» **Figure record extracts**:
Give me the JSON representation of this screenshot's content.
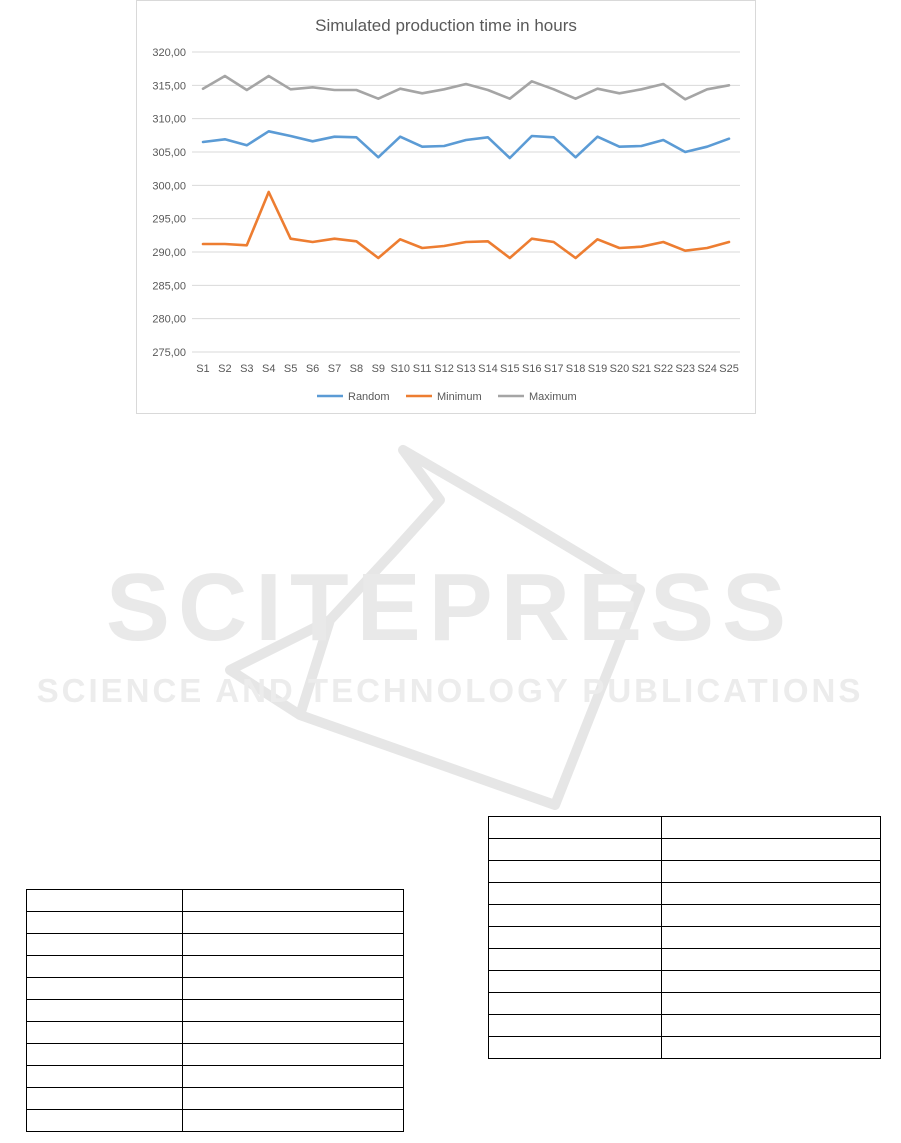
{
  "chart_data": {
    "type": "line",
    "title": "Simulated production time in hours",
    "categories": [
      "S1",
      "S2",
      "S3",
      "S4",
      "S5",
      "S6",
      "S7",
      "S8",
      "S9",
      "S10",
      "S11",
      "S12",
      "S13",
      "S14",
      "S15",
      "S16",
      "S17",
      "S18",
      "S19",
      "S20",
      "S21",
      "S22",
      "S23",
      "S24",
      "S25"
    ],
    "ylim": [
      275,
      320
    ],
    "yticks": [
      275,
      280,
      285,
      290,
      295,
      300,
      305,
      310,
      315,
      320
    ],
    "ytick_labels": [
      "275,00",
      "280,00",
      "285,00",
      "290,00",
      "295,00",
      "300,00",
      "305,00",
      "310,00",
      "315,00",
      "320,00"
    ],
    "grid": true,
    "legend_position": "bottom",
    "series": [
      {
        "name": "Random",
        "color": "#5b9bd5",
        "values": [
          306.5,
          306.9,
          306.0,
          308.1,
          307.4,
          306.6,
          307.3,
          307.2,
          304.2,
          307.3,
          305.8,
          305.9,
          306.8,
          307.2,
          304.1,
          307.4,
          307.2,
          304.2,
          307.3,
          305.8,
          305.9,
          306.8,
          305.0,
          305.8,
          307.0
        ]
      },
      {
        "name": "Minimum",
        "color": "#ed7d31",
        "values": [
          291.2,
          291.2,
          291.0,
          299.0,
          292.0,
          291.5,
          292.0,
          291.6,
          289.1,
          291.9,
          290.6,
          290.9,
          291.5,
          291.6,
          289.1,
          292.0,
          291.5,
          289.1,
          291.9,
          290.6,
          290.8,
          291.5,
          290.2,
          290.6,
          291.5
        ]
      },
      {
        "name": "Maximum",
        "color": "#a5a5a5",
        "values": [
          314.5,
          316.4,
          314.3,
          316.4,
          314.4,
          314.7,
          314.3,
          314.3,
          313.0,
          314.5,
          313.8,
          314.4,
          315.2,
          314.3,
          313.0,
          315.6,
          314.4,
          313.0,
          314.5,
          313.8,
          314.4,
          315.2,
          312.9,
          314.4,
          315.0
        ]
      }
    ]
  },
  "tables": {
    "left_rows": 11,
    "right_rows": 11
  }
}
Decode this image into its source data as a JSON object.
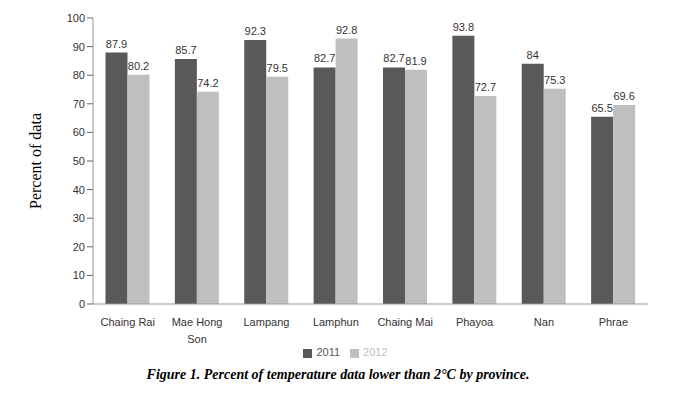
{
  "chart_data": {
    "type": "bar",
    "title": "Figure 1. Percent of temperature data lower than 2°C by province.",
    "y_label": "Percent of data",
    "categories": [
      "Chaing Rai",
      "Mae Hong Son",
      "Lampang",
      "Lamphun",
      "Chaing Mai",
      "Phayoa",
      "Nan",
      "Phrae"
    ],
    "series": [
      {
        "name": "2011",
        "color": "#595959",
        "values": [
          87.9,
          85.7,
          92.3,
          82.7,
          82.7,
          93.8,
          84,
          65.5
        ]
      },
      {
        "name": "2012",
        "color": "#bfbfbf",
        "values": [
          80.2,
          74.2,
          79.5,
          92.8,
          81.9,
          72.7,
          75.3,
          69.6
        ]
      }
    ],
    "ylim": [
      0,
      100
    ],
    "yticks": [
      0,
      10,
      20,
      30,
      40,
      50,
      60,
      70,
      80,
      90,
      100
    ],
    "grid": false,
    "legend": "bottom",
    "data_labels": true
  }
}
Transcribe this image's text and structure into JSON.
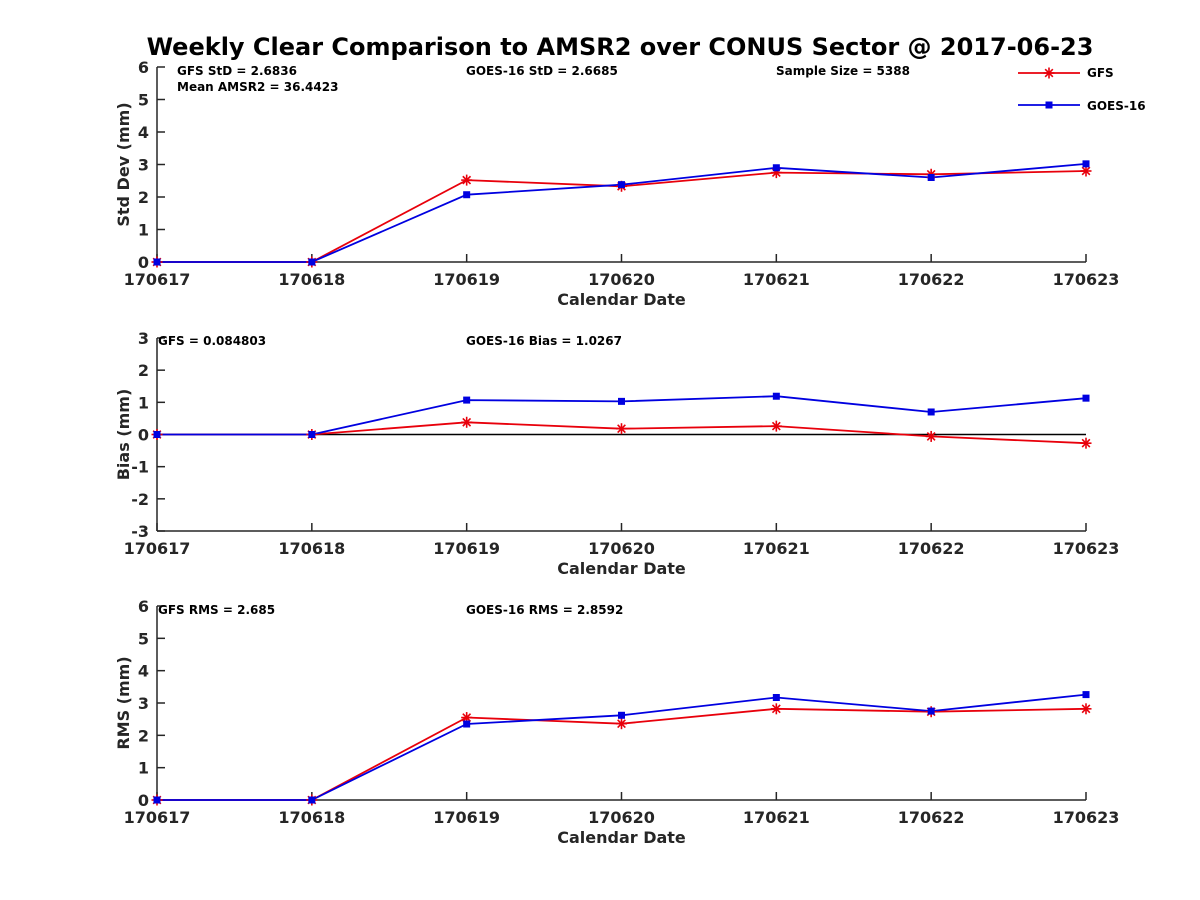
{
  "figure": {
    "title": "Weekly Clear Comparison to AMSR2 over CONUS Sector @ 2017-06-23"
  },
  "colors": {
    "gfs": "#e8000b",
    "goes": "#0000e0",
    "axis": "#262626",
    "zero_line": "#000000"
  },
  "legend": {
    "entries": [
      {
        "label": "GFS",
        "marker": "asterisk",
        "color": "#e8000b"
      },
      {
        "label": "GOES-16",
        "marker": "square",
        "color": "#0000e0"
      }
    ]
  },
  "chart_data": [
    {
      "type": "line",
      "id": "stddev",
      "xlabel": "Calendar Date",
      "ylabel": "Std Dev (mm)",
      "ylim": [
        0,
        6
      ],
      "yticks": [
        0,
        1,
        2,
        3,
        4,
        5,
        6
      ],
      "categories": [
        "170617",
        "170618",
        "170619",
        "170620",
        "170621",
        "170622",
        "170623"
      ],
      "zero_line": false,
      "series": [
        {
          "name": "GFS",
          "values": [
            0,
            0,
            2.52,
            2.33,
            2.75,
            2.7,
            2.8
          ]
        },
        {
          "name": "GOES-16",
          "values": [
            0,
            0,
            2.07,
            2.38,
            2.9,
            2.6,
            3.02
          ]
        }
      ],
      "annotations": [
        {
          "text": "GFS StD = 2.6836"
        },
        {
          "text": "Mean AMSR2 = 36.4423"
        },
        {
          "text": "GOES-16 StD = 2.6685"
        },
        {
          "text": "Sample Size = 5388"
        }
      ]
    },
    {
      "type": "line",
      "id": "bias",
      "xlabel": "Calendar Date",
      "ylabel": "Bias (mm)",
      "ylim": [
        -3,
        3
      ],
      "yticks": [
        -3,
        -2,
        -1,
        0,
        1,
        2,
        3
      ],
      "categories": [
        "170617",
        "170618",
        "170619",
        "170620",
        "170621",
        "170622",
        "170623"
      ],
      "zero_line": true,
      "series": [
        {
          "name": "GFS",
          "values": [
            0,
            0,
            0.38,
            0.18,
            0.26,
            -0.06,
            -0.27
          ]
        },
        {
          "name": "GOES-16",
          "values": [
            0,
            0,
            1.07,
            1.03,
            1.19,
            0.7,
            1.13
          ]
        }
      ],
      "annotations": [
        {
          "text": "GFS = 0.084803"
        },
        {
          "text": "GOES-16 Bias  = 1.0267"
        }
      ]
    },
    {
      "type": "line",
      "id": "rms",
      "xlabel": "Calendar Date",
      "ylabel": "RMS (mm)",
      "ylim": [
        0,
        6
      ],
      "yticks": [
        0,
        1,
        2,
        3,
        4,
        5,
        6
      ],
      "categories": [
        "170617",
        "170618",
        "170619",
        "170620",
        "170621",
        "170622",
        "170623"
      ],
      "zero_line": false,
      "series": [
        {
          "name": "GFS",
          "values": [
            0,
            0,
            2.55,
            2.36,
            2.82,
            2.73,
            2.82
          ]
        },
        {
          "name": "GOES-16",
          "values": [
            0,
            0,
            2.35,
            2.62,
            3.17,
            2.75,
            3.26
          ]
        }
      ],
      "annotations": [
        {
          "text": "GFS RMS = 2.685"
        },
        {
          "text": "GOES-16 RMS = 2.8592"
        }
      ]
    }
  ]
}
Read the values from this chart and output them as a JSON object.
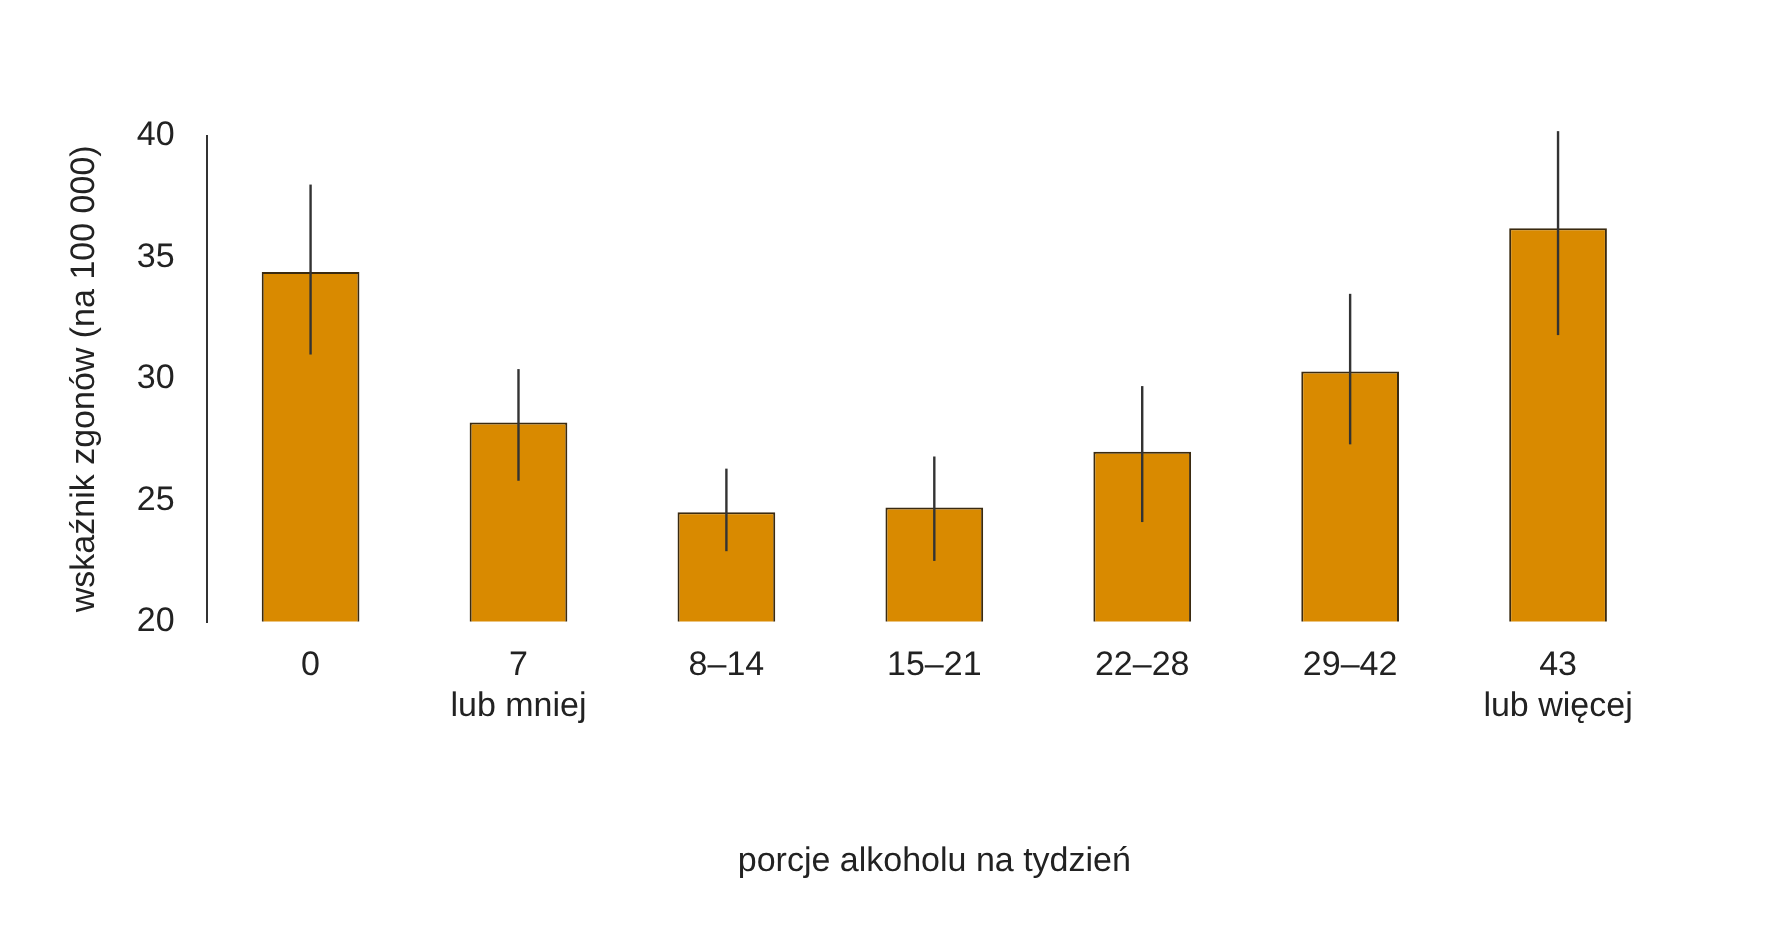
{
  "chart_data": {
    "type": "bar",
    "xlabel": "porcje alkoholu na tydzień",
    "ylabel": "wskaźnik zgonów (na 100 000)",
    "categories": [
      "0",
      "7\nlub mniej",
      "8–14",
      "15–21",
      "22–28",
      "29–42",
      "43\nlub więcej"
    ],
    "series": [
      {
        "color": "#d98a00",
        "values": [
          34.4,
          28.2,
          24.5,
          24.7,
          27.0,
          30.3,
          36.2
        ],
        "errors": [
          [
            31.0,
            38.0
          ],
          [
            25.8,
            30.4
          ],
          [
            22.9,
            26.3
          ],
          [
            22.5,
            26.8
          ],
          [
            24.1,
            29.7
          ],
          [
            27.3,
            33.5
          ],
          [
            31.8,
            40.2
          ]
        ]
      }
    ],
    "ylim": [
      20,
      40
    ],
    "yticks": [
      20,
      25,
      30,
      35,
      40
    ],
    "grid": false,
    "legend": false
  }
}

» **EXERCISE DIRECTIONS**:
Give the number of lines where the string "title" occurs, without any further text.

» **EXERCISE ANSWER**:
3